# [Your goal]
List all lines of the data that include the string "jury".

# [Material provided]

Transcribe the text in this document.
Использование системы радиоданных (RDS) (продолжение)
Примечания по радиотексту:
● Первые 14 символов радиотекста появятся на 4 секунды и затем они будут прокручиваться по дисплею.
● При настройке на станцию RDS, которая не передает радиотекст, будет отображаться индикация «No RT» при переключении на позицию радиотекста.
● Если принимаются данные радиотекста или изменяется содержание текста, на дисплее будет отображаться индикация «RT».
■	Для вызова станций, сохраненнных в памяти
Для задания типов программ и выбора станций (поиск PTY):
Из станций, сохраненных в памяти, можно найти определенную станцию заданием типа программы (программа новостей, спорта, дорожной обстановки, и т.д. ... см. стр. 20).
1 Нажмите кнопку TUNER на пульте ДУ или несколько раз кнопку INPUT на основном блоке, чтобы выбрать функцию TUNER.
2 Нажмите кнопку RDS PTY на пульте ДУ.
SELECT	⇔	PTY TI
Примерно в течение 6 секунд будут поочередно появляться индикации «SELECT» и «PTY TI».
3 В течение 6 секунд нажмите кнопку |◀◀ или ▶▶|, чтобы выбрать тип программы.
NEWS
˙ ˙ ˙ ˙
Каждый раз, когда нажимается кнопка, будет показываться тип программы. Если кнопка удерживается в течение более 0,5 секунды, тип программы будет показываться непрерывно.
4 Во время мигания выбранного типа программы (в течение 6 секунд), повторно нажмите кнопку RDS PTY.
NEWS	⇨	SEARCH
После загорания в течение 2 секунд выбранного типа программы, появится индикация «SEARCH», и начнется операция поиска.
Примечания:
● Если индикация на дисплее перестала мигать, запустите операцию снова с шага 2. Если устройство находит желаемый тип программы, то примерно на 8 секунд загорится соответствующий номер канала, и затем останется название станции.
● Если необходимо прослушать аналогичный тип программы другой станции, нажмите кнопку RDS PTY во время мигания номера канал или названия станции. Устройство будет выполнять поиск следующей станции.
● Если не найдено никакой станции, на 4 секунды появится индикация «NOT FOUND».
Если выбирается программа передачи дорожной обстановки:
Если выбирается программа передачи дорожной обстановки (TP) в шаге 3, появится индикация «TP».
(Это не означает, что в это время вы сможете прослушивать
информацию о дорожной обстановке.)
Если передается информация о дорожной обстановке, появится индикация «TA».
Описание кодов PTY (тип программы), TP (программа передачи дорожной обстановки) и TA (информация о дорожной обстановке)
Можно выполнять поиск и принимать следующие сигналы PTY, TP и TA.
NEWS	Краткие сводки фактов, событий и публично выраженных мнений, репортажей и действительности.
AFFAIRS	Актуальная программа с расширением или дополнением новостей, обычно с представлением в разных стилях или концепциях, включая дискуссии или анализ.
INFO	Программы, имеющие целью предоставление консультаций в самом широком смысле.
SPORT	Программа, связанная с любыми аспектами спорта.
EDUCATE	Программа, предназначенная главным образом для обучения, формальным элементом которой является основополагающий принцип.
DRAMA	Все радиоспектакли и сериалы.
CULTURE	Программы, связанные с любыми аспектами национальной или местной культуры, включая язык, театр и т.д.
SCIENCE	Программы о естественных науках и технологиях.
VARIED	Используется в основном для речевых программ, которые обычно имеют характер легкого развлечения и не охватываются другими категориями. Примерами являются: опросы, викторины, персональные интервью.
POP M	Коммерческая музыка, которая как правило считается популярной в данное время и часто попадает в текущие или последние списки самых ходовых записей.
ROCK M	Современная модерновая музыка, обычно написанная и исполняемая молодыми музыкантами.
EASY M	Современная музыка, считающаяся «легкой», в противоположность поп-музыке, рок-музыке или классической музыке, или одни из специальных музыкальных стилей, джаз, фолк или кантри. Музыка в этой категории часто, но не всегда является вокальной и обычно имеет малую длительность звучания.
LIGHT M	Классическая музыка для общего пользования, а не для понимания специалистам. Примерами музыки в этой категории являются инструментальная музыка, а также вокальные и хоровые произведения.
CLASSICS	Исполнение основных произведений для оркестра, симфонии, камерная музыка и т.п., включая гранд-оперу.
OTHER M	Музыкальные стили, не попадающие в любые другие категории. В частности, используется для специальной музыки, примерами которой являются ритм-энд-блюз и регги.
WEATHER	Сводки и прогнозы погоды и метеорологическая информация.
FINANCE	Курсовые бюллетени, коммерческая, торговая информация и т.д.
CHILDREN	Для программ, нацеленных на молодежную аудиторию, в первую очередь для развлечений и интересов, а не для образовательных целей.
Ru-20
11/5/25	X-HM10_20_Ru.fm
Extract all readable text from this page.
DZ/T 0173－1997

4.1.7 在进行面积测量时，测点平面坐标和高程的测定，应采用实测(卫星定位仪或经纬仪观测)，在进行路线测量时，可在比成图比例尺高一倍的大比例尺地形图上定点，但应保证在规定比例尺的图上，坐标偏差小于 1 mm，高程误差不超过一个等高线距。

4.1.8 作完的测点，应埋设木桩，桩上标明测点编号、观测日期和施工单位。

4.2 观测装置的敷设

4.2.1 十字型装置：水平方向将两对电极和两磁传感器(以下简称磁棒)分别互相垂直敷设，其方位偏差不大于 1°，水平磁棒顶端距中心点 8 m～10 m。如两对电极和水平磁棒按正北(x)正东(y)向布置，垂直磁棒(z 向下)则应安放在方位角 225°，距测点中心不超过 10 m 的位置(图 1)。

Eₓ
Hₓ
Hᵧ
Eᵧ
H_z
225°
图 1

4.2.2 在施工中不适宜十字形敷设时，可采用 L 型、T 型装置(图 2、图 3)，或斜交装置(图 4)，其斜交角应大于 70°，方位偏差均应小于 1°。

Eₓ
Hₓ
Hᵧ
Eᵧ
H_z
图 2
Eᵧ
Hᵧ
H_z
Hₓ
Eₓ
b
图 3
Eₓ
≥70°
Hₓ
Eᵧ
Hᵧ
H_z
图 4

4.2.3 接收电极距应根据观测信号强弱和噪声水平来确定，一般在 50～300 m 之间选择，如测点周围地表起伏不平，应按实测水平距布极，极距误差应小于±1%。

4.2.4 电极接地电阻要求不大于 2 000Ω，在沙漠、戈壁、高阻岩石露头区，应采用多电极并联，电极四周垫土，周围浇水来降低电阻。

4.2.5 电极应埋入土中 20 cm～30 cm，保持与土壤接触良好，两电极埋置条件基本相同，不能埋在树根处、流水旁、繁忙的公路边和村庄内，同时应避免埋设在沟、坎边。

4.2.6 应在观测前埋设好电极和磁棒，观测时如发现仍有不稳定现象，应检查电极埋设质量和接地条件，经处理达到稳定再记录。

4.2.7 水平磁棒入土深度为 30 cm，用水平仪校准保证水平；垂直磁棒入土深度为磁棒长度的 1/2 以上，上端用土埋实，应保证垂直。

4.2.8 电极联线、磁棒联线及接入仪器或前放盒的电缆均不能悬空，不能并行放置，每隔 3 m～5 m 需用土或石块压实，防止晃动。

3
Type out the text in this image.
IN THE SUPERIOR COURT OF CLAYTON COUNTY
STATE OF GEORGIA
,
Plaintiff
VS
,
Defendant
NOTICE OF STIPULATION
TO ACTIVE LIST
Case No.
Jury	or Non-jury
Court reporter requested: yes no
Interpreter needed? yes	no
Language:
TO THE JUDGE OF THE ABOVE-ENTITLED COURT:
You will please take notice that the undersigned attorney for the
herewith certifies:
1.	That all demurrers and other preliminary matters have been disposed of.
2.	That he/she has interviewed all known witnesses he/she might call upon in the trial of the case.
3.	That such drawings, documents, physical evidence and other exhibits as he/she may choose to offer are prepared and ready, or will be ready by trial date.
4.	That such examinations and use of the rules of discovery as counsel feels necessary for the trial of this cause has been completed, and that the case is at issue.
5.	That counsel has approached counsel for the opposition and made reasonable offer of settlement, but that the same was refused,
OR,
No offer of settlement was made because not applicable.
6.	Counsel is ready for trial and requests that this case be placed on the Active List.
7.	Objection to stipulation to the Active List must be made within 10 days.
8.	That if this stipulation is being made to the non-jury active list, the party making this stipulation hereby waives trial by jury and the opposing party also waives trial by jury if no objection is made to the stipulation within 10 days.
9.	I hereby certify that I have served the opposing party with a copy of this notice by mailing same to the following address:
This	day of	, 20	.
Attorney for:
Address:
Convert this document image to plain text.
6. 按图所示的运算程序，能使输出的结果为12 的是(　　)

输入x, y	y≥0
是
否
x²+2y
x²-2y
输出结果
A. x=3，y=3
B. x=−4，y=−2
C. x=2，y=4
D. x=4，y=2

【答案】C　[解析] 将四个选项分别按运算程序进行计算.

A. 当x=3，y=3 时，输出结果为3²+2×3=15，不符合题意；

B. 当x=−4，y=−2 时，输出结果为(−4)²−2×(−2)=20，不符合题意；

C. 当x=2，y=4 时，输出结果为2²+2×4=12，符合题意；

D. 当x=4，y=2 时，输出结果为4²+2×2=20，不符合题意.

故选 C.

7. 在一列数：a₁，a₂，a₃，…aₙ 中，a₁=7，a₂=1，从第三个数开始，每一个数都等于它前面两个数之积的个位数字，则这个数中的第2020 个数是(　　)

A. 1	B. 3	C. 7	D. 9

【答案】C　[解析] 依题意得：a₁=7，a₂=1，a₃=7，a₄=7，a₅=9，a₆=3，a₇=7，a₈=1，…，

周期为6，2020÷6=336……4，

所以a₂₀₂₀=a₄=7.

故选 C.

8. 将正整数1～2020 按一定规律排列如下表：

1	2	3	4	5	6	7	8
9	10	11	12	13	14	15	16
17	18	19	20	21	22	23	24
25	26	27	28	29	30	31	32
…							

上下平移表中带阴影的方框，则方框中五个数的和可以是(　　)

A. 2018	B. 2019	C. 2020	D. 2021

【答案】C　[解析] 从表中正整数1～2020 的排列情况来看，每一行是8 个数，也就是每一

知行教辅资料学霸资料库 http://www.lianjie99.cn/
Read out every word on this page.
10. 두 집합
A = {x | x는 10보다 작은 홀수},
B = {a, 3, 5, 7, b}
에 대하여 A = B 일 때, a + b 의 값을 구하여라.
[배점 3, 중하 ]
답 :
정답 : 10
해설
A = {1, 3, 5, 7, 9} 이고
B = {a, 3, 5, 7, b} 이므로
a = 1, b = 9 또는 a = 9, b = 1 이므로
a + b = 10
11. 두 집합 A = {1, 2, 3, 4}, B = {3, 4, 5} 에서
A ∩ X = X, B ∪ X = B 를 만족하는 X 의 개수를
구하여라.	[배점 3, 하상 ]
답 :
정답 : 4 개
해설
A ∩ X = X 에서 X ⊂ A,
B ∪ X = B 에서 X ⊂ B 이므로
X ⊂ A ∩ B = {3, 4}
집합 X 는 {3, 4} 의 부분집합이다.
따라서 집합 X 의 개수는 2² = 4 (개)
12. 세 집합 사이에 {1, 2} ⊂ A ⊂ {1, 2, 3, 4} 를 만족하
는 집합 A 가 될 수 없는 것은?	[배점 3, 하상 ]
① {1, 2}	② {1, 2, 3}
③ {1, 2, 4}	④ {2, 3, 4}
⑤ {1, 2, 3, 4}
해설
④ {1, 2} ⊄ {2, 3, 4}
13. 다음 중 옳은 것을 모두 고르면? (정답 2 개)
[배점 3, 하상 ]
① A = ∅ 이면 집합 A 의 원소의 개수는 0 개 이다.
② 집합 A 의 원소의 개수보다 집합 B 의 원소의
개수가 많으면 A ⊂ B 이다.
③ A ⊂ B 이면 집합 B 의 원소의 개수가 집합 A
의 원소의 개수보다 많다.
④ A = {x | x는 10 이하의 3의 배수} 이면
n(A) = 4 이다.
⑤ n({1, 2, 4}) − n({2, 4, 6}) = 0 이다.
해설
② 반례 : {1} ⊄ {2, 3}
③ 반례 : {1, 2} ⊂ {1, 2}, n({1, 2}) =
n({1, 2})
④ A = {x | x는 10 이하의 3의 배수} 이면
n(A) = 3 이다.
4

# [Response to this exercise]
Jury	or Non-jury
8.	That if this stipulation is being made to the non-jury active list, the party making this stipulation hereby waives trial by jury and the opposing party also waives trial by jury if no objection is made to the stipulation within 10 days.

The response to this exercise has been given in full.